* [Exercise requirements]:
In the material below, the lines containing the word "Index" are required; copy each of them.

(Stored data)
* * * *
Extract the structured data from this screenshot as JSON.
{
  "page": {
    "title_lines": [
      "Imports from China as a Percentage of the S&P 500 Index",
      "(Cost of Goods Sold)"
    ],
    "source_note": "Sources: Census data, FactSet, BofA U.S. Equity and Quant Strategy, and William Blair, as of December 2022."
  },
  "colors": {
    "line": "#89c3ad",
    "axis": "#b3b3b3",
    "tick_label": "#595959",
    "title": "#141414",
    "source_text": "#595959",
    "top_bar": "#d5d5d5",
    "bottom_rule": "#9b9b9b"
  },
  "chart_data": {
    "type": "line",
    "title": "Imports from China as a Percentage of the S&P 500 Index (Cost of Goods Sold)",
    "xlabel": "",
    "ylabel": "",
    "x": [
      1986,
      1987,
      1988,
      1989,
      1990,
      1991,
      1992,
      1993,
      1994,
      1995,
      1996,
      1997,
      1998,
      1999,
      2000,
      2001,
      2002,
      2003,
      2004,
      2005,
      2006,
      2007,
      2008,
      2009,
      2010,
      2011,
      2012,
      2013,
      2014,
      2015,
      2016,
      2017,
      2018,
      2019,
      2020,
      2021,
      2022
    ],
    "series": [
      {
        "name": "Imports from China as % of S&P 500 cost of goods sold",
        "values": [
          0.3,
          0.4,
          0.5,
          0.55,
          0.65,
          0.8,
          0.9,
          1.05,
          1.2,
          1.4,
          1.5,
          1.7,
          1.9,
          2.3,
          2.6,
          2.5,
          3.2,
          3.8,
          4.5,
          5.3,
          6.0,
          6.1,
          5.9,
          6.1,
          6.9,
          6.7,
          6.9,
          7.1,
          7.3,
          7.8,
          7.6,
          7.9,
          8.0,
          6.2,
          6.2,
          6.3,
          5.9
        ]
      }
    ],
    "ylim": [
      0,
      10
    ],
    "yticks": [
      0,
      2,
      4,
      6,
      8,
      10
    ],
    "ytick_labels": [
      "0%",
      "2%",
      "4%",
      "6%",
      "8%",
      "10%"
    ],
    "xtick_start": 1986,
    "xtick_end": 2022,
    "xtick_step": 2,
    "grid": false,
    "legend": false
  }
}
* * * *
* [Exercise response]:
      "Imports from China as a Percentage of the S&P 500 Index",
    "title": "Imports from China as a Percentage of the S&P 500 Index (Cost of Goods Sold)",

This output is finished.